Exercise goal: Arrange every line of the records below into a single numbered list, omitting blank lines and leaving out the pictures.

Given data:
<<<<

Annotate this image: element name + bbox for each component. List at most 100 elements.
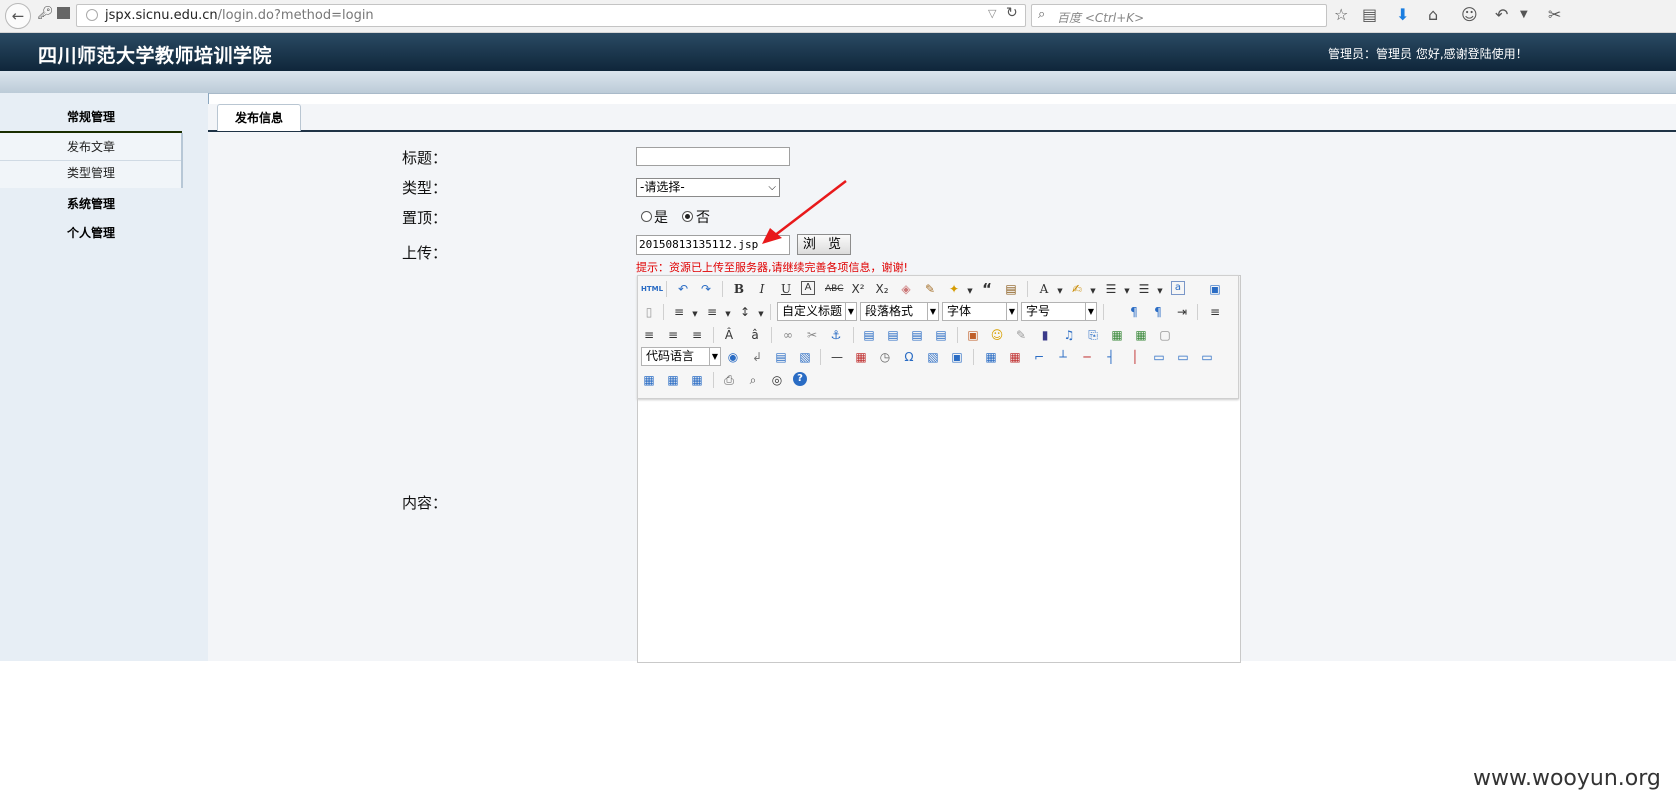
undo-dropdown-icon[interactable]: ▼ [1520, 9, 1528, 20]
chat-icon[interactable]: ☺ [1461, 5, 1478, 24]
image-center-icon[interactable]: ▤ [933, 327, 949, 343]
align-left-icon[interactable]: ≡ [1207, 304, 1223, 320]
align-right-icon[interactable]: ≡ [665, 327, 681, 343]
site-identity-icon[interactable] [57, 7, 70, 19]
align-center-icon[interactable]: ≡ [641, 327, 657, 343]
key-icon[interactable]: 🔑︎ [37, 6, 54, 21]
sidebar-category-personal[interactable]: 个人管理 [0, 224, 182, 241]
url-bar[interactable]: jspx.sicnu.edu.cn/login.do?method=login … [76, 4, 1026, 27]
undo-icon[interactable]: ↶ [675, 281, 691, 297]
webapp-icon[interactable]: ◉ [725, 349, 741, 365]
crop-icon[interactable]: ✂ [1548, 5, 1561, 24]
auto-typeset-icon[interactable]: ✦ [946, 281, 962, 297]
row-spacing-bottom-icon[interactable]: ≡ [704, 304, 720, 320]
word-image-icon[interactable]: ▣ [949, 349, 965, 365]
chevron-down-icon[interactable]: ▼ [753, 306, 769, 322]
emoticon-icon[interactable]: ☺ [989, 327, 1005, 343]
unordered-list-icon[interactable]: ☰ [1136, 281, 1152, 297]
insert-date-icon[interactable]: ▦ [853, 349, 869, 365]
eraser-icon[interactable]: ◈ [898, 281, 914, 297]
insert-image-icon[interactable]: ▣ [965, 327, 981, 343]
ordered-list-icon[interactable]: ☰ [1103, 281, 1119, 297]
home-icon[interactable]: ⌂ [1428, 5, 1438, 24]
sidebar-item-types[interactable]: 类型管理 [0, 161, 182, 186]
superscript-icon[interactable]: X² [850, 281, 866, 297]
font-size-select[interactable]: 字号 ▼ [1021, 302, 1097, 321]
subscript-icon[interactable]: X₂ [874, 281, 890, 297]
insert-frame-icon[interactable]: ▢ [1157, 327, 1173, 343]
paragraph-format-select[interactable]: 段落格式 ▼ [860, 302, 939, 321]
code-language-select[interactable]: 代码语言 ▼ [641, 347, 721, 366]
split-to-cells-icon[interactable]: ▦ [641, 372, 657, 388]
preview-icon[interactable]: ⌕ [745, 372, 761, 388]
template-icon[interactable]: ▤ [773, 349, 789, 365]
row-spacing-top-icon[interactable]: ≡ [671, 304, 687, 320]
split-to-rows-icon[interactable]: ▦ [665, 372, 681, 388]
pin-top-no-radio[interactable] [682, 211, 693, 222]
to-lowercase-icon[interactable]: â [747, 327, 763, 343]
search-replace-icon[interactable]: ▧ [925, 349, 941, 365]
font-color-icon[interactable]: A [1036, 281, 1052, 297]
scrawl-icon[interactable]: ✎ [1013, 327, 1029, 343]
delete-col-icon[interactable]: │ [1127, 349, 1143, 365]
chevron-down-icon[interactable]: ▼ [687, 306, 703, 322]
insert-col-icon[interactable]: ┤ [1103, 349, 1119, 365]
attachment-icon[interactable]: ⎘ [1085, 327, 1101, 343]
font-border-icon[interactable]: A [801, 281, 815, 295]
to-uppercase-icon[interactable]: Â [721, 327, 737, 343]
find-replace-icon[interactable]: ◎ [769, 372, 785, 388]
horizontal-rule-icon[interactable]: — [829, 349, 845, 365]
url-text[interactable]: jspx.sicnu.edu.cn/login.do?method=login [105, 8, 374, 23]
clear-document-icon[interactable]: ▯ [641, 304, 657, 320]
background-icon[interactable]: ▧ [797, 349, 813, 365]
italic-icon[interactable]: I [754, 281, 770, 297]
merge-cells-icon[interactable]: ▭ [1151, 349, 1167, 365]
split-to-cols-icon[interactable]: ▦ [689, 372, 705, 388]
undo-icon[interactable]: ↶ [1495, 5, 1508, 24]
special-chars-icon[interactable]: Ω [901, 349, 917, 365]
ltr-direction-icon[interactable]: ¶ [1126, 304, 1142, 320]
image-float-left-icon[interactable]: ▤ [885, 327, 901, 343]
insert-paragraph-before-table-icon[interactable]: ⌐ [1031, 349, 1047, 365]
chevron-down-icon[interactable]: ▼ [962, 283, 978, 299]
fullscreen-icon[interactable]: ▣ [1207, 281, 1223, 297]
html-source-icon[interactable]: HTML [641, 281, 663, 297]
map-icon[interactable]: ▦ [1109, 327, 1125, 343]
reading-list-icon[interactable]: ▤ [1362, 5, 1377, 24]
pin-top-yes-radio[interactable] [641, 211, 652, 222]
select-all-icon[interactable]: a [1171, 281, 1185, 295]
underline-icon[interactable]: U [778, 281, 794, 297]
highlight-color-icon[interactable]: ✍ [1069, 281, 1085, 297]
link-icon[interactable]: ∞ [780, 327, 796, 343]
chevron-down-icon[interactable]: ▼ [1119, 283, 1135, 299]
blockquote-icon[interactable]: “ [979, 281, 995, 297]
chevron-down-icon[interactable]: ▼ [1085, 283, 1101, 299]
pin-top-yes-label[interactable]: 是 [654, 207, 668, 227]
rtl-direction-icon[interactable]: ¶ [1150, 304, 1166, 320]
insert-time-icon[interactable]: ◷ [877, 349, 893, 365]
type-select[interactable]: -请选择- ⌵ [636, 178, 780, 197]
bookmark-star-icon[interactable]: ☆ [1334, 5, 1348, 24]
merge-right-icon[interactable]: ▭ [1175, 349, 1191, 365]
insert-video-icon[interactable]: ▮ [1037, 327, 1053, 343]
sidebar-category-general[interactable]: 常规管理 [0, 108, 182, 125]
unlink-icon[interactable]: ✂ [804, 327, 820, 343]
bold-icon[interactable]: B [731, 281, 747, 297]
paste-plain-icon[interactable]: ▤ [1003, 281, 1019, 297]
format-painter-icon[interactable]: ✎ [922, 281, 938, 297]
chevron-down-icon[interactable]: ▼ [1052, 283, 1068, 299]
google-map-icon[interactable]: ▦ [1133, 327, 1149, 343]
strikethrough-icon[interactable]: ABC [825, 281, 843, 297]
title-input[interactable] [636, 147, 790, 166]
image-float-none-icon[interactable]: ▤ [861, 327, 877, 343]
indent-icon[interactable]: ⇥ [1174, 304, 1190, 320]
pin-top-no-label[interactable]: 否 [696, 207, 710, 227]
redo-icon[interactable]: ↷ [698, 281, 714, 297]
chevron-down-icon[interactable]: ▼ [1152, 283, 1168, 299]
insert-music-icon[interactable]: ♫ [1061, 327, 1077, 343]
chevron-down-icon[interactable]: ▼ [720, 306, 736, 322]
custom-heading-select[interactable]: 自定义标题 ▼ [777, 302, 857, 321]
sidebar-category-system[interactable]: 系统管理 [0, 195, 182, 212]
align-justify-icon[interactable]: ≡ [689, 327, 705, 343]
back-button[interactable]: ← [5, 3, 31, 29]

>>>>

Reply to the task:
1. Annotate this image: element name + bbox for each component. List at most 100 elements.
2. undo-dropdown-icon[interactable]: ▼ [1520, 9, 1528, 20]
3. chat-icon[interactable]: ☺ [1461, 5, 1478, 24]
4. image-center-icon[interactable]: ▤ [933, 327, 949, 343]
5. align-left-icon[interactable]: ≡ [1207, 304, 1223, 320]
6. align-right-icon[interactable]: ≡ [665, 327, 681, 343]
7. site-identity-icon[interactable] [57, 7, 70, 19]
8. align-center-icon[interactable]: ≡ [641, 327, 657, 343]
9. key-icon[interactable]: 🔑︎ [37, 6, 54, 21]
10. sidebar-category-personal[interactable]: 个人管理 [0, 224, 182, 241]
11. url-bar[interactable]: jspx.sicnu.edu.cn/login.do?method=login … [76, 4, 1026, 27]
12. undo-icon[interactable]: ↶ [675, 281, 691, 297]
13. webapp-icon[interactable]: ◉ [725, 349, 741, 365]
14. crop-icon[interactable]: ✂ [1548, 5, 1561, 24]
15. auto-typeset-icon[interactable]: ✦ [946, 281, 962, 297]
16. row-spacing-bottom-icon[interactable]: ≡ [704, 304, 720, 320]
17. word-image-icon[interactable]: ▣ [949, 349, 965, 365]
18. chevron-down-icon[interactable]: ▼ [753, 306, 769, 322]
19. emoticon-icon[interactable]: ☺ [989, 327, 1005, 343]
20. unordered-list-icon[interactable]: ☰ [1136, 281, 1152, 297]
21. insert-date-icon[interactable]: ▦ [853, 349, 869, 365]
22. eraser-icon[interactable]: ◈ [898, 281, 914, 297]
23. insert-image-icon[interactable]: ▣ [965, 327, 981, 343]
24. ordered-list-icon[interactable]: ☰ [1103, 281, 1119, 297]
25. home-icon[interactable]: ⌂ [1428, 5, 1438, 24]
26. sidebar-item-types[interactable]: 类型管理 [0, 161, 182, 186]
27. superscript-icon[interactable]: X² [850, 281, 866, 297]
28. font-size-select[interactable]: 字号 ▼ [1021, 302, 1097, 321]
29. subscript-icon[interactable]: X₂ [874, 281, 890, 297]
30. insert-frame-icon[interactable]: ▢ [1157, 327, 1173, 343]
31. paragraph-format-select[interactable]: 段落格式 ▼ [860, 302, 939, 321]
32. code-language-select[interactable]: 代码语言 ▼ [641, 347, 721, 366]
33. split-to-cells-icon[interactable]: ▦ [641, 372, 657, 388]
34. preview-icon[interactable]: ⌕ [745, 372, 761, 388]
35. template-icon[interactable]: ▤ [773, 349, 789, 365]
36. row-spacing-top-icon[interactable]: ≡ [671, 304, 687, 320]
37. split-to-rows-icon[interactable]: ▦ [665, 372, 681, 388]
38. pin-top-no-radio[interactable] [682, 211, 693, 222]
39. to-lowercase-icon[interactable]: â [747, 327, 763, 343]
40. search-replace-icon[interactable]: ▧ [925, 349, 941, 365]
41. font-color-icon[interactable]: A [1036, 281, 1052, 297]
42. scrawl-icon[interactable]: ✎ [1013, 327, 1029, 343]
43. delete-col-icon[interactable]: │ [1127, 349, 1143, 365]
44. chevron-down-icon[interactable]: ▼ [687, 306, 703, 322]
45. insert-col-icon[interactable]: ┤ [1103, 349, 1119, 365]
46. attachment-icon[interactable]: ⎘ [1085, 327, 1101, 343]
47. font-border-icon[interactable]: A [801, 281, 815, 295]
48. to-uppercase-icon[interactable]: Â [721, 327, 737, 343]
49. find-replace-icon[interactable]: ◎ [769, 372, 785, 388]
50. horizontal-rule-icon[interactable]: — [829, 349, 845, 365]
51. url-text[interactable]: jspx.sicnu.edu.cn/login.do?method=login [105, 8, 374, 23]
52. clear-document-icon[interactable]: ▯ [641, 304, 657, 320]
53. background-icon[interactable]: ▧ [797, 349, 813, 365]
54. italic-icon[interactable]: I [754, 281, 770, 297]
55. merge-cells-icon[interactable]: ▭ [1151, 349, 1167, 365]
56. split-to-cols-icon[interactable]: ▦ [689, 372, 705, 388]
57. undo-icon[interactable]: ↶ [1495, 5, 1508, 24]
58. special-chars-icon[interactable]: Ω [901, 349, 917, 365]
59. ltr-direction-icon[interactable]: ¶ [1126, 304, 1142, 320]
60. image-float-left-icon[interactable]: ▤ [885, 327, 901, 343]
61. insert-paragraph-before-table-icon[interactable]: ⌐ [1031, 349, 1047, 365]
62. chevron-down-icon[interactable]: ▼ [962, 283, 978, 299]
63. fullscreen-icon[interactable]: ▣ [1207, 281, 1223, 297]
64. html-source-icon[interactable]: HTML [641, 281, 663, 297]
65. map-icon[interactable]: ▦ [1109, 327, 1125, 343]
66. reading-list-icon[interactable]: ▤ [1362, 5, 1377, 24]
67. pin-top-yes-radio[interactable] [641, 211, 652, 222]
68. select-all-icon[interactable]: a [1171, 281, 1185, 295]
69. underline-icon[interactable]: U [778, 281, 794, 297]
70. highlight-color-icon[interactable]: ✍ [1069, 281, 1085, 297]
71. link-icon[interactable]: ∞ [780, 327, 796, 343]
72. chevron-down-icon[interactable]: ▼ [1119, 283, 1135, 299]
73. blockquote-icon[interactable]: “ [979, 281, 995, 297]
74. chevron-down-icon[interactable]: ▼ [1085, 283, 1101, 299]
75. pin-top-yes-label[interactable]: 是 [654, 207, 668, 227]
76. rtl-direction-icon[interactable]: ¶ [1150, 304, 1166, 320]
77. insert-time-icon[interactable]: ◷ [877, 349, 893, 365]
78. type-select[interactable]: -请选择- ⌵ [636, 178, 780, 197]
79. bookmark-star-icon[interactable]: ☆ [1334, 5, 1348, 24]
80. merge-right-icon[interactable]: ▭ [1175, 349, 1191, 365]
81. insert-video-icon[interactable]: ▮ [1037, 327, 1053, 343]
82. sidebar-category-general[interactable]: 常规管理 [0, 108, 182, 125]
83. unlink-icon[interactable]: ✂ [804, 327, 820, 343]
84. bold-icon[interactable]: B [731, 281, 747, 297]
85. paste-plain-icon[interactable]: ▤ [1003, 281, 1019, 297]
86. format-painter-icon[interactable]: ✎ [922, 281, 938, 297]
87. chevron-down-icon[interactable]: ▼ [1052, 283, 1068, 299]
88. google-map-icon[interactable]: ▦ [1133, 327, 1149, 343]
89. strikethrough-icon[interactable]: ABC [825, 281, 843, 297]
90. title-input[interactable] [636, 147, 790, 166]
91. image-float-none-icon[interactable]: ▤ [861, 327, 877, 343]
92. indent-icon[interactable]: ⇥ [1174, 304, 1190, 320]
93. pin-top-no-label[interactable]: 否 [696, 207, 710, 227]
94. redo-icon[interactable]: ↷ [698, 281, 714, 297]
95. chevron-down-icon[interactable]: ▼ [1152, 283, 1168, 299]
96. insert-music-icon[interactable]: ♫ [1061, 327, 1077, 343]
97. chevron-down-icon[interactable]: ▼ [720, 306, 736, 322]
98. custom-heading-select[interactable]: 自定义标题 ▼ [777, 302, 857, 321]
99. sidebar-category-system[interactable]: 系统管理 [0, 195, 182, 212]
100. align-justify-icon[interactable]: ≡ [689, 327, 705, 343]
101. back-button[interactable]: ← [5, 3, 31, 29]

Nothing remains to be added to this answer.